** start **

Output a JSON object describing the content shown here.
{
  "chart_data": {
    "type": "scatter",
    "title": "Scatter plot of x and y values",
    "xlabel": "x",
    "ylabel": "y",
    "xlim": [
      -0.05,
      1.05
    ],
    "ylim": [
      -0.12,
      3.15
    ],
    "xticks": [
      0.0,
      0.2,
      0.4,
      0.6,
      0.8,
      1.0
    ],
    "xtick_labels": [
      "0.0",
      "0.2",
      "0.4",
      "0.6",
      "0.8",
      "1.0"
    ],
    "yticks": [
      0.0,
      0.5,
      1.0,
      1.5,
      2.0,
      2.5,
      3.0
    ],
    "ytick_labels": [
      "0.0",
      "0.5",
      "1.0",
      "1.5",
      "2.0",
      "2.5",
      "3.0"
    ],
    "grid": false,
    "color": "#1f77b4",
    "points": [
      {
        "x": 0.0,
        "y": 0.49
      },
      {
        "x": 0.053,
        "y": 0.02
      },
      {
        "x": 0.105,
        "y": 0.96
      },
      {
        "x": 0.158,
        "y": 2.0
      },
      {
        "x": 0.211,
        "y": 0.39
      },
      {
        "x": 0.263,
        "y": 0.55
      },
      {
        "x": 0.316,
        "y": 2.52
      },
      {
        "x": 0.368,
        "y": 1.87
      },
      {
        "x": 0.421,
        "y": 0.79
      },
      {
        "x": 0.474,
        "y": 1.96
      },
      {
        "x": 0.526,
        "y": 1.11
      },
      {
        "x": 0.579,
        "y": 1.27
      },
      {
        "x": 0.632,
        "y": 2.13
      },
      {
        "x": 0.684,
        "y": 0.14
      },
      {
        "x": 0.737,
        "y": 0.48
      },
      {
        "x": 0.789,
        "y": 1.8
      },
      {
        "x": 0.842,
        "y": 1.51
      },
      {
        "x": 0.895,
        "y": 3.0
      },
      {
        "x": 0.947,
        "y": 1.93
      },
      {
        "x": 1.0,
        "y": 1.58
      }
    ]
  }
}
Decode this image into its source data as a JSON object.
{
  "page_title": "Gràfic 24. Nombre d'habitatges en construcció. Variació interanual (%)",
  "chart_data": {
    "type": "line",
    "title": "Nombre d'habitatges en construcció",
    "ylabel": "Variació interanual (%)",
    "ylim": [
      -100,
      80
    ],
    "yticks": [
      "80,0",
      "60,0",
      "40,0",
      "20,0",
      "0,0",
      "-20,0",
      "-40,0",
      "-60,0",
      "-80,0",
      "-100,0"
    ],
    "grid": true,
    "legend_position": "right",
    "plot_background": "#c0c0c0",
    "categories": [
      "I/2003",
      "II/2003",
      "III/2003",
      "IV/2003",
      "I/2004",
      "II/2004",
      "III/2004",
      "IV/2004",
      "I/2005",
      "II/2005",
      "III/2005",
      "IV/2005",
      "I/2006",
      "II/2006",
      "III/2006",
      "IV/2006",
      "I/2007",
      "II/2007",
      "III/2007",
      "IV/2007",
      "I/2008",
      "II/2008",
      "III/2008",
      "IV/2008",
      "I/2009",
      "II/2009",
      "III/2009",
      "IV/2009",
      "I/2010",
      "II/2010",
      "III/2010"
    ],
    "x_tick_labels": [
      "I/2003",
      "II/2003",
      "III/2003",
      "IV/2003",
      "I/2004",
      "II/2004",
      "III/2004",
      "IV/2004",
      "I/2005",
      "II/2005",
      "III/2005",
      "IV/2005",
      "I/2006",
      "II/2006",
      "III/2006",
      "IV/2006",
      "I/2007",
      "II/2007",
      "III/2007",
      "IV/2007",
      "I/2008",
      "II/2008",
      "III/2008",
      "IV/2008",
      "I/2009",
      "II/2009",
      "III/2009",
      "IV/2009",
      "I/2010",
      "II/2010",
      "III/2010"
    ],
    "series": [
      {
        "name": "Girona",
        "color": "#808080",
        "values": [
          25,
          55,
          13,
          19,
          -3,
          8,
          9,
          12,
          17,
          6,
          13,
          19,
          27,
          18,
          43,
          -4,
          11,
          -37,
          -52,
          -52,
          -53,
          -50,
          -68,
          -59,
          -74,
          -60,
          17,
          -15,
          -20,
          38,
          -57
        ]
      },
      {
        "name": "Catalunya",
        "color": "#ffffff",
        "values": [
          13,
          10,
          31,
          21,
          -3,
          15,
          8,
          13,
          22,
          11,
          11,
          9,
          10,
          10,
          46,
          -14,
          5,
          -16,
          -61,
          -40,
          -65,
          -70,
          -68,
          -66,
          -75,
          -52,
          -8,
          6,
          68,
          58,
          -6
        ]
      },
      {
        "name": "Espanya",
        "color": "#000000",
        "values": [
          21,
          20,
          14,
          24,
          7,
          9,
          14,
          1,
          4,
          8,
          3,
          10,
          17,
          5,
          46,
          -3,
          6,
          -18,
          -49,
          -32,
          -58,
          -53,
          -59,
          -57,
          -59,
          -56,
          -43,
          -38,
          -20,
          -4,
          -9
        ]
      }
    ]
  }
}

** end **

__Problem__. Show each line of the listing that holds the string "construcció".

__Task response__.
  "page_title": "Gràfic 24. Nombre d'habitatges en construcció. Variació interanual (%)",
    "title": "Nombre d'habitatges en construcció",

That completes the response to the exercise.